TASK STATEMENT: Reproduce the material word for word; the images stay out.

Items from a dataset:
▬▬▬▬▬▬
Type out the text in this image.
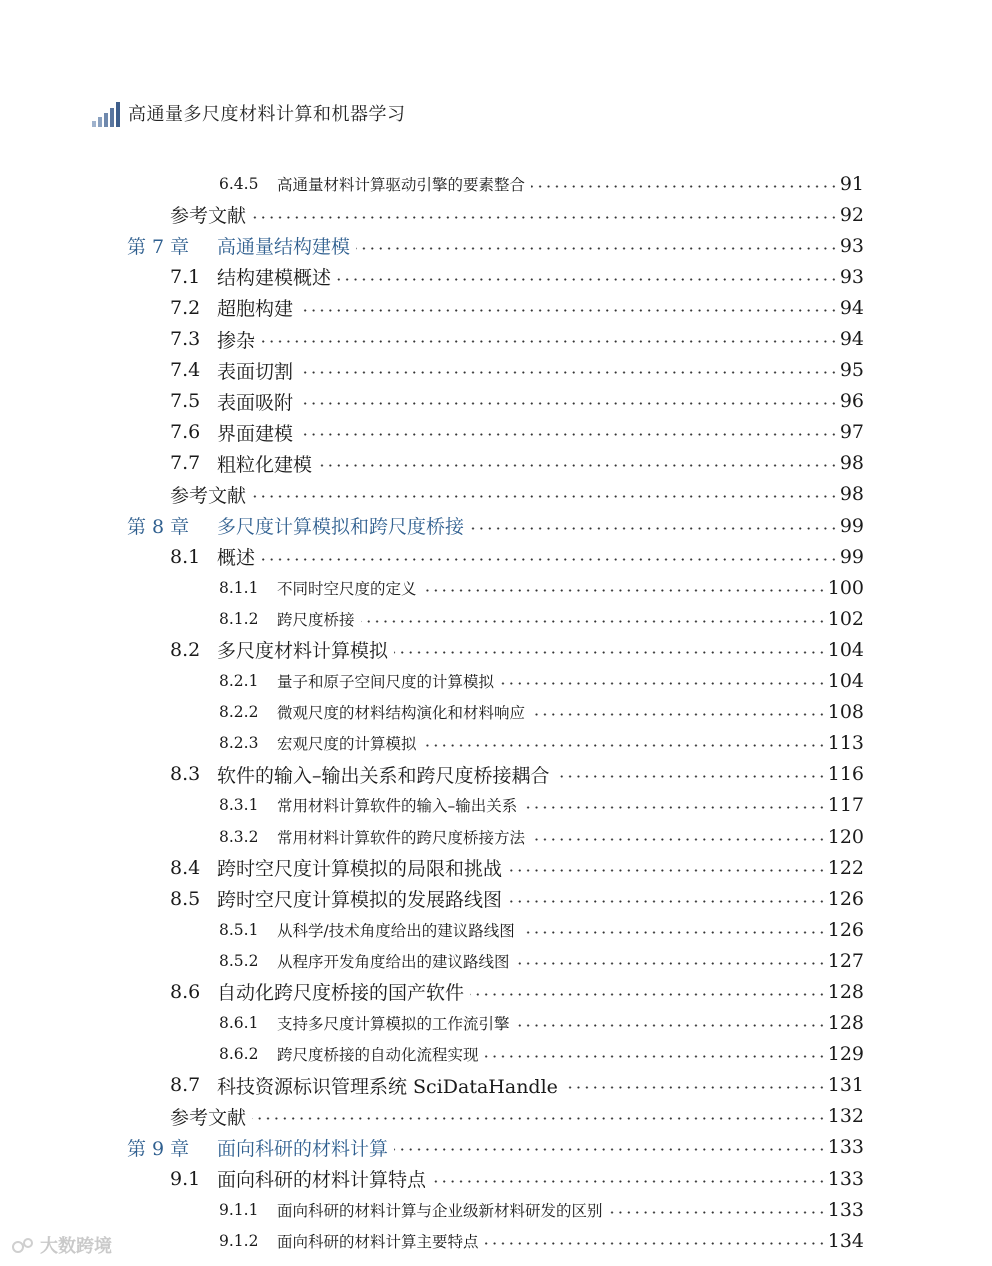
高通量多尺度材料计算和机器学习
6.4.5 高通量材料计算驱动引擎的要素整合	91
参考文献	92
第 7 章 高通量结构建模	93
7.1 结构建模概述	93
7.2 超胞构建	94
7.3 掺杂	94
7.4 表面切割	95
7.5 表面吸附	96
7.6 界面建模	97
7.7 粗粒化建模	98
参考文献	98
第 8 章 多尺度计算模拟和跨尺度桥接	99
8.1 概述	99
8.1.1 不同时空尺度的定义	100
8.1.2 跨尺度桥接	102
8.2 多尺度材料计算模拟	104
8.2.1 量子和原子空间尺度的计算模拟	104
8.2.2 微观尺度的材料结构演化和材料响应	108
8.2.3 宏观尺度的计算模拟	113
8.3 软件的输入–输出关系和跨尺度桥接耦合	116
8.3.1 常用材料计算软件的输入–输出关系	117
8.3.2 常用材料计算软件的跨尺度桥接方法	120
8.4 跨时空尺度计算模拟的局限和挑战	122
8.5 跨时空尺度计算模拟的发展路线图	126
8.5.1 从科学/技术角度给出的建议路线图	126
8.5.2 从程序开发角度给出的建议路线图	127
8.6 自动化跨尺度桥接的国产软件	128
8.6.1 支持多尺度计算模拟的工作流引擎	128
8.6.2 跨尺度桥接的自动化流程实现	129
8.7 科技资源标识管理系统 SciDataHandle	131
参考文献	132
第 9 章 面向科研的材料计算	133
9.1 面向科研的材料计算特点	133
9.1.1 面向科研的材料计算与企业级新材料研发的区别	133
9.1.2 面向科研的材料计算主要特点	134
大数跨境
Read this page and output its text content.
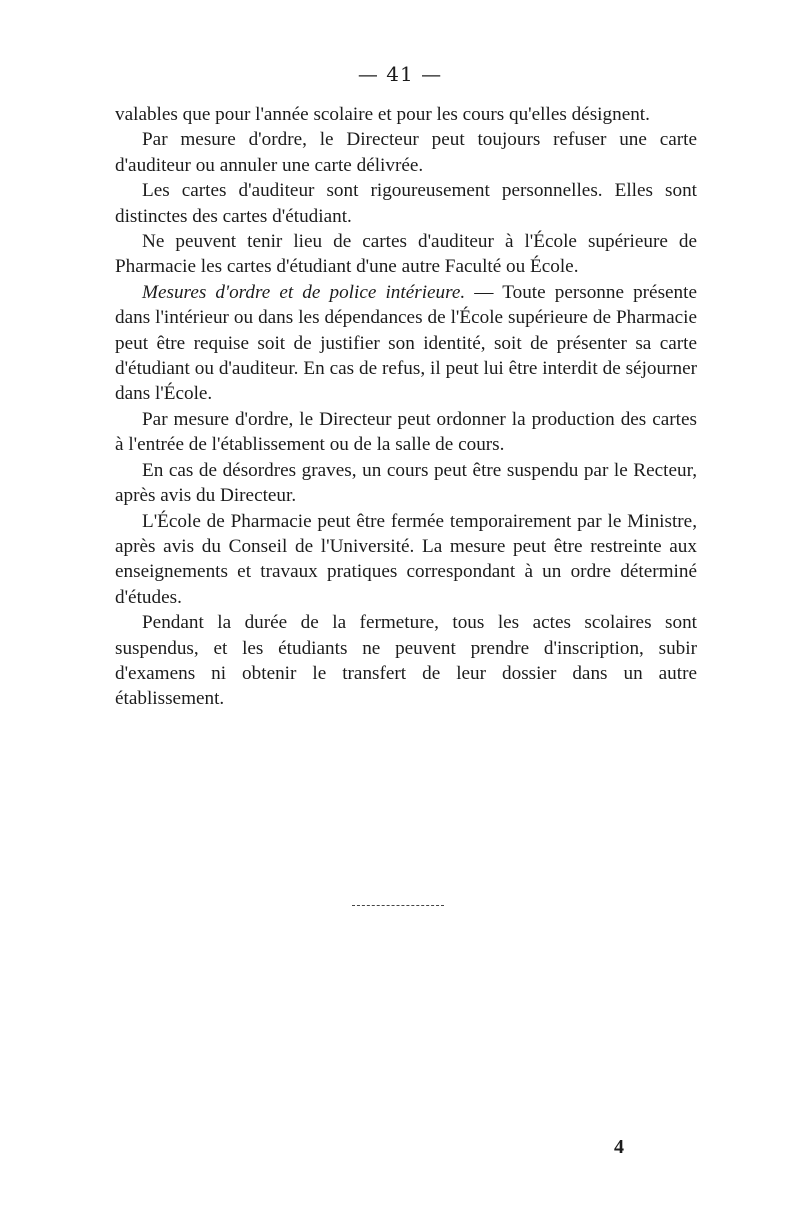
— 41 —

valables que pour l'année scolaire et pour les cours qu'elles désignent.

Par mesure d'ordre, le Directeur peut toujours refuser une carte d'auditeur ou annuler une carte délivrée.

Les cartes d'auditeur sont rigoureusement personnelles. Elles sont distinctes des cartes d'étudiant.

Ne peuvent tenir lieu de cartes d'auditeur à l'École supérieure de Pharmacie les cartes d'étudiant d'une autre Faculté ou École.

Mesures d'ordre et de police intérieure. — Toute personne présente dans l'intérieur ou dans les dépendances de l'École supérieure de Pharmacie peut être requise soit de justifier son identité, soit de présenter sa carte d'étudiant ou d'auditeur. En cas de refus, il peut lui être interdit de séjourner dans l'École.

Par mesure d'ordre, le Directeur peut ordonner la production des cartes à l'entrée de l'établissement ou de la salle de cours.

En cas de désordres graves, un cours peut être suspendu par le Recteur, après avis du Directeur.

L'École de Pharmacie peut être fermée temporairement par le Ministre, après avis du Conseil de l'Université. La mesure peut être restreinte aux enseignements et travaux pratiques correspondant à un ordre déterminé d'études.

Pendant la durée de la fermeture, tous les actes scolaires sont suspendus, et les étudiants ne peuvent prendre d'inscription, subir d'examens ni obtenir le transfert de leur dossier dans un autre établissement.

4
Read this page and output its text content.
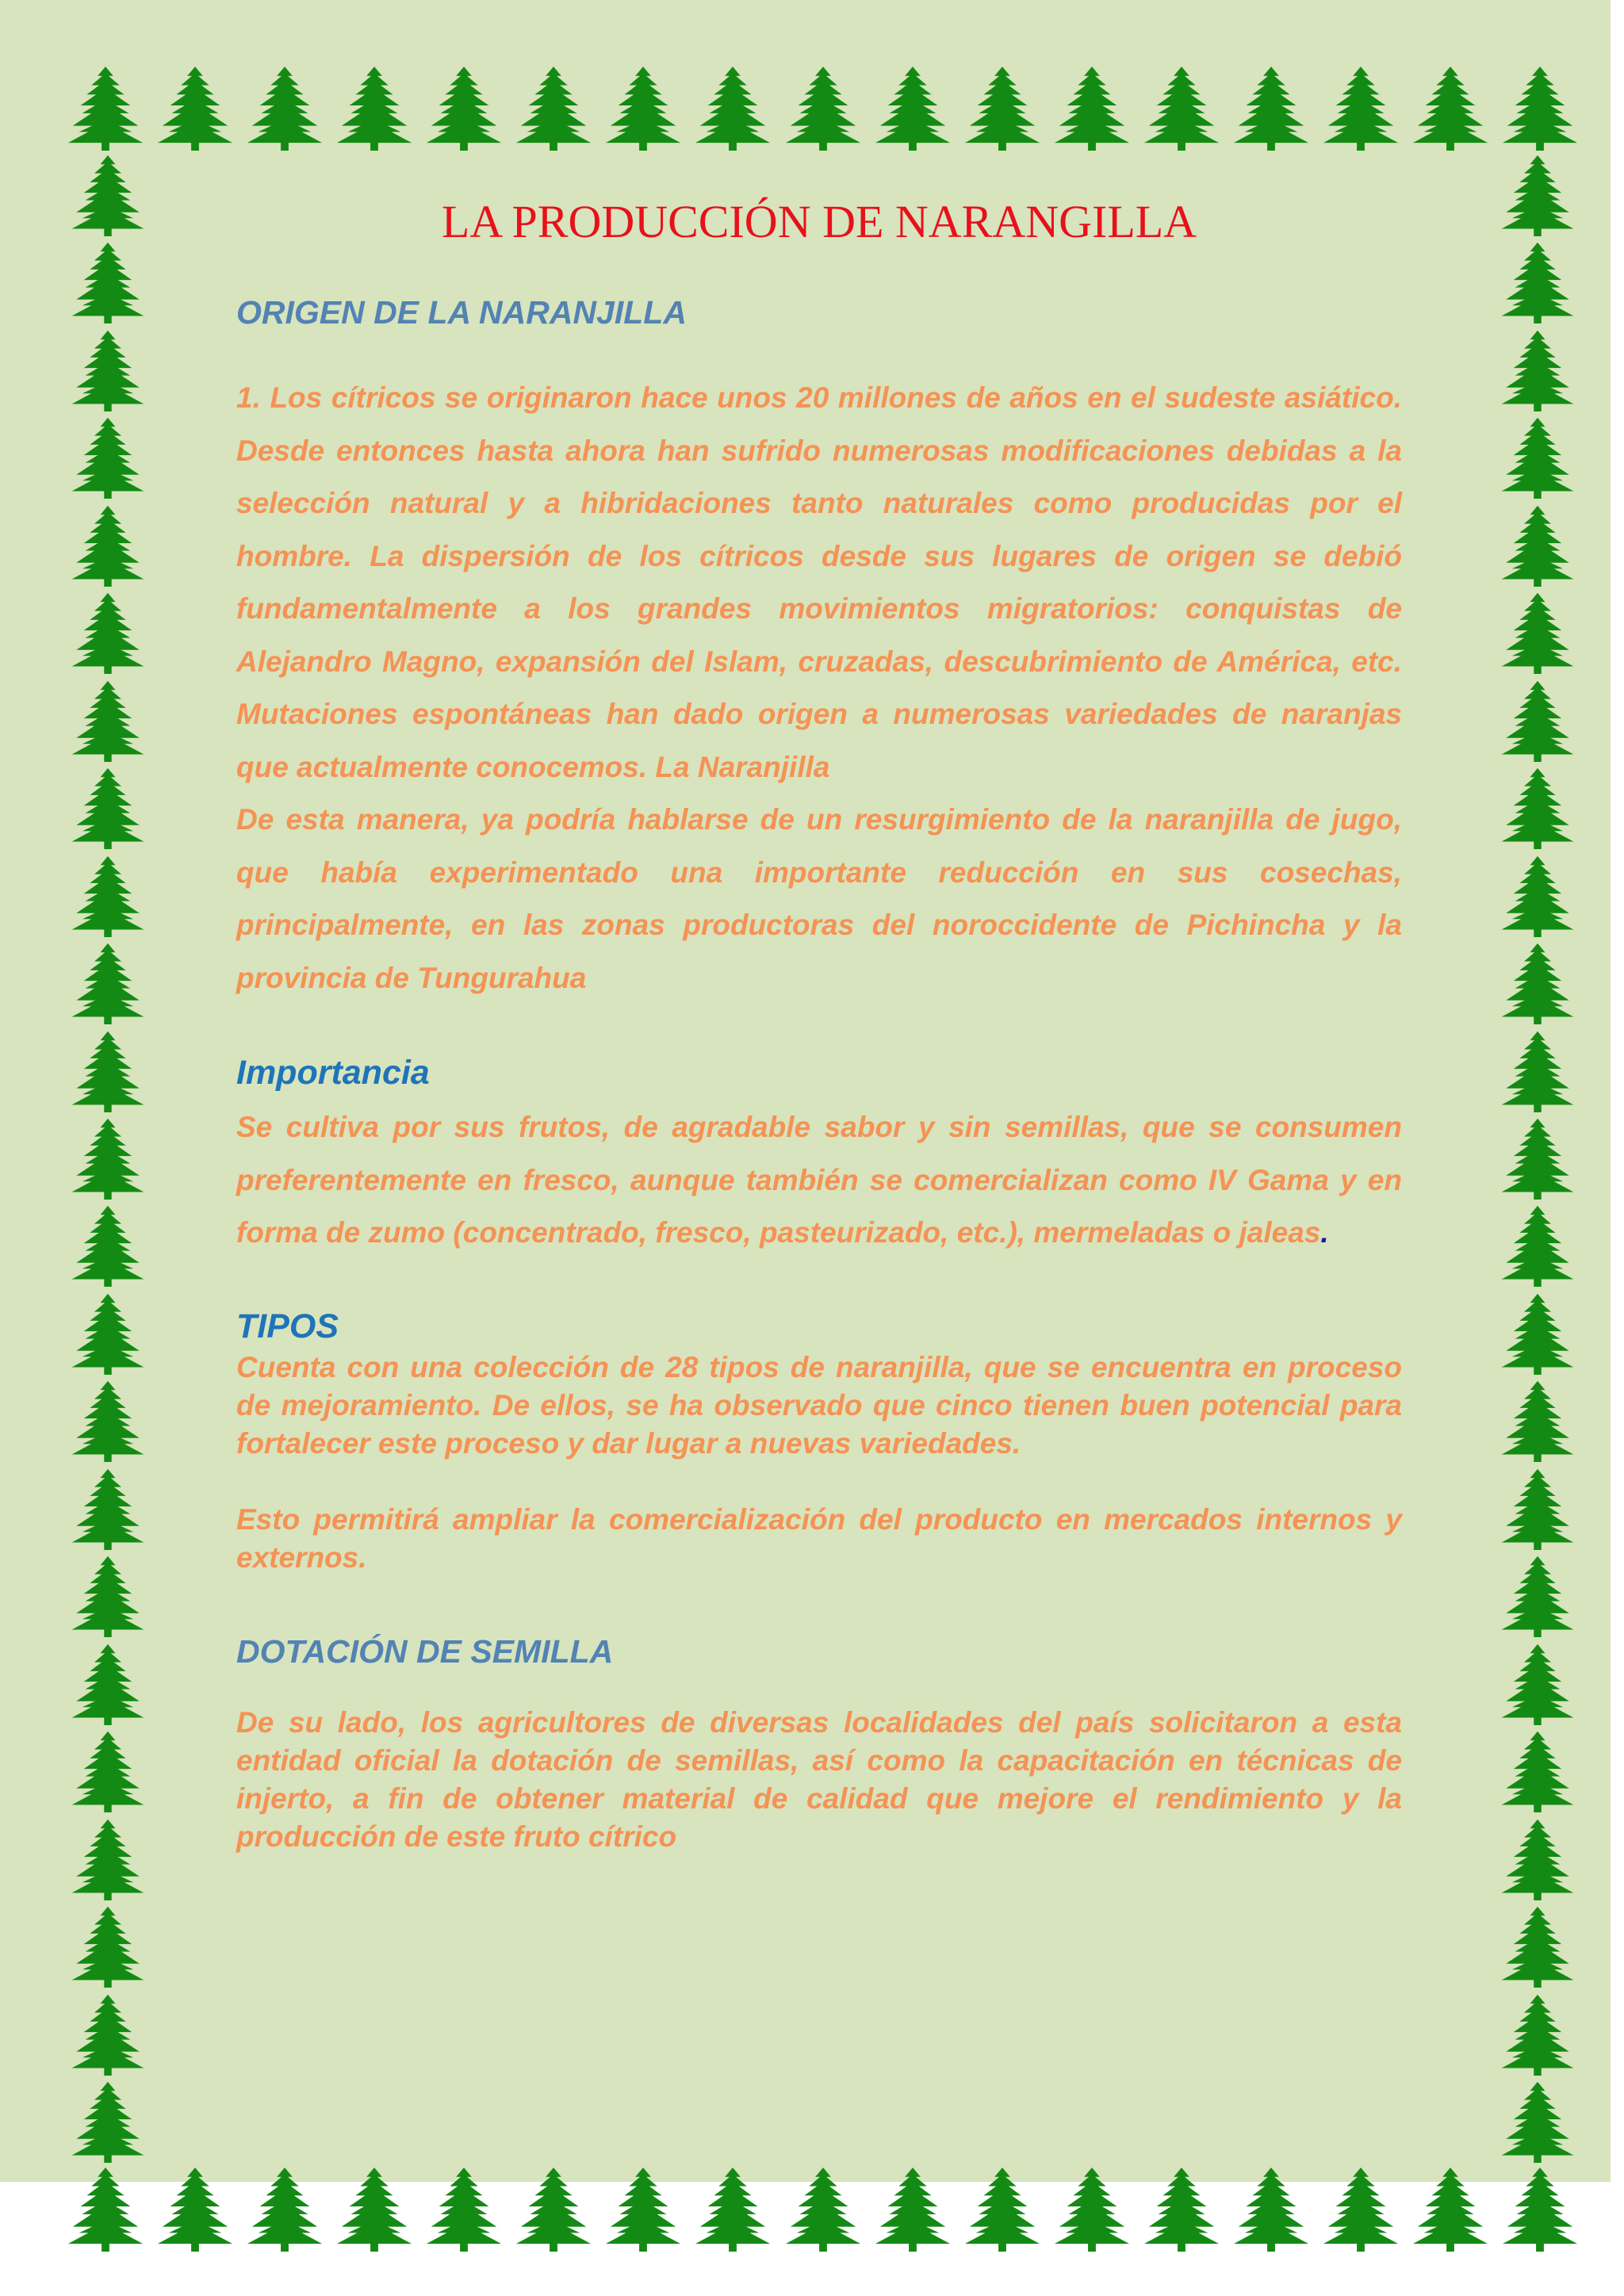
LA PRODUCCIÓN DE NARANGILLA
ORIGEN DE LA NARANJILLA

1. Los cítricos se originaron hace unos 20 millones de años en el sudeste asiático. Desde entonces hasta ahora han sufrido numerosas modificaciones debidas a la selección natural y a hibridaciones tanto naturales como producidas por el hombre. La dispersión de los cítricos desde sus lugares de origen se debió fundamentalmente a los grandes movimientos migratorios: conquistas de Alejandro Magno, expansión del Islam, cruzadas, descubrimiento de América, etc. Mutaciones espontáneas han dado origen a numerosas variedades de naranjas que actualmente conocemos. La Naranjilla

De esta manera, ya podría hablarse de un resurgimiento de la naranjilla de jugo, que había experimentado una importante reducción en sus cosechas, principalmente, en las zonas productoras del noroccidente de Pichincha y la provincia de Tungurahua

Importancia

Se cultiva por sus frutos, de agradable sabor y sin semillas, que se consumen preferentemente en fresco, aunque también se comercializan como IV Gama y en forma de zumo (concentrado, fresco, pasteurizado, etc.), mermeladas o jaleas.

TIPOS

Cuenta con una colección de 28 tipos de naranjilla, que se encuentra en proceso de mejoramiento. De ellos, se ha observado que cinco tienen buen potencial para fortalecer este proceso y dar lugar a nuevas variedades.

Esto permitirá ampliar la comercialización del producto en mercados internos y externos.

DOTACIÓN DE SEMILLA

De su lado, los agricultores de diversas localidades del país solicitaron a esta entidad oficial la dotación de semillas, así como la capacitación en técnicas de injerto, a fin de obtener material de calidad que mejore el rendimiento y la producción de este fruto cítrico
▬▬▬▬▬▬
RESPONSE TO THE EXERCISE:
Type out the text in this image.
高通量多尺度材料计算和机器学习
6.4.5 高通量材料计算驱动引擎的要素整合	91
参考文献	92
第 7 章 高通量结构建模	93
7.1 结构建模概述	93
7.2 超胞构建	94
7.3 掺杂	94
7.4 表面切割	95
7.5 表面吸附	96
7.6 界面建模	97
7.7 粗粒化建模	98
参考文献	98
第 8 章 多尺度计算模拟和跨尺度桥接	99
8.1 概述	99
8.1.1 不同时空尺度的定义	100
8.1.2 跨尺度桥接	102
8.2 多尺度材料计算模拟	104
8.2.1 量子和原子空间尺度的计算模拟	104
8.2.2 微观尺度的材料结构演化和材料响应	108
8.2.3 宏观尺度的计算模拟	113
8.3 软件的输入–输出关系和跨尺度桥接耦合	116
8.3.1 常用材料计算软件的输入–输出关系	117
8.3.2 常用材料计算软件的跨尺度桥接方法	120
8.4 跨时空尺度计算模拟的局限和挑战	122
8.5 跨时空尺度计算模拟的发展路线图	126
8.5.1 从科学/技术角度给出的建议路线图	126
8.5.2 从程序开发角度给出的建议路线图	127
8.6 自动化跨尺度桥接的国产软件	128
8.6.1 支持多尺度计算模拟的工作流引擎	128
8.6.2 跨尺度桥接的自动化流程实现	129
8.7 科技资源标识管理系统 SciDataHandle	131
参考文献	132
第 9 章 面向科研的材料计算	133
9.1 面向科研的材料计算特点	133
9.1.1 面向科研的材料计算与企业级新材料研发的区别	133
9.1.2 面向科研的材料计算主要特点	134
大数跨境
Read this page and output its text content.
— 41 —

valables que pour l'année scolaire et pour les cours qu'elles désignent.

Par mesure d'ordre, le Directeur peut toujours refuser une carte d'auditeur ou annuler une carte délivrée.

Les cartes d'auditeur sont rigoureusement personnelles. Elles sont distinctes des cartes d'étudiant.

Ne peuvent tenir lieu de cartes d'auditeur à l'École supérieure de Pharmacie les cartes d'étudiant d'une autre Faculté ou École.

Mesures d'ordre et de police intérieure. — Toute personne présente dans l'intérieur ou dans les dépendances de l'École supérieure de Pharmacie peut être requise soit de justifier son identité, soit de présenter sa carte d'étudiant ou d'auditeur. En cas de refus, il peut lui être interdit de séjourner dans l'École.

Par mesure d'ordre, le Directeur peut ordonner la production des cartes à l'entrée de l'établissement ou de la salle de cours.

En cas de désordres graves, un cours peut être suspendu par le Recteur, après avis du Directeur.

L'École de Pharmacie peut être fermée temporairement par le Ministre, après avis du Conseil de l'Université. La mesure peut être restreinte aux enseignements et travaux pratiques correspondant à un ordre déterminé d'études.

Pendant la durée de la fermeture, tous les actes scolaires sont suspendus, et les étudiants ne peuvent prendre d'inscription, subir d'examens ni obtenir le transfert de leur dossier dans un autre établissement.

4
Read this page and output its text content.
LA PRODUCCIÓN DE NARANGILLA
ORIGEN DE LA NARANJILLA

1. Los cítricos se originaron hace unos 20 millones de años en el sudeste asiático. Desde entonces hasta ahora han sufrido numerosas modificaciones debidas a la selección natural y a hibridaciones tanto naturales como producidas por el hombre. La dispersión de los cítricos desde sus lugares de origen se debió fundamentalmente a los grandes movimientos migratorios: conquistas de Alejandro Magno, expansión del Islam, cruzadas, descubrimiento de América, etc. Mutaciones espontáneas han dado origen a numerosas variedades de naranjas que actualmente conocemos. La Naranjilla

De esta manera, ya podría hablarse de un resurgimiento de la naranjilla de jugo, que había experimentado una importante reducción en sus cosechas, principalmente, en las zonas productoras del noroccidente de Pichincha y la provincia de Tungurahua

Importancia

Se cultiva por sus frutos, de agradable sabor y sin semillas, que se consumen preferentemente en fresco, aunque también se comercializan como IV Gama y en forma de zumo (concentrado, fresco, pasteurizado, etc.), mermeladas o jaleas.

TIPOS

Cuenta con una colección de 28 tipos de naranjilla, que se encuentra en proceso de mejoramiento. De ellos, se ha observado que cinco tienen buen potencial para fortalecer este proceso y dar lugar a nuevas variedades.

Esto permitirá ampliar la comercialización del producto en mercados internos y externos.

DOTACIÓN DE SEMILLA

De su lado, los agricultores de diversas localidades del país solicitaron a esta entidad oficial la dotación de semillas, así como la capacitación en técnicas de injerto, a fin de obtener material de calidad que mejore el rendimiento y la producción de este fruto cítrico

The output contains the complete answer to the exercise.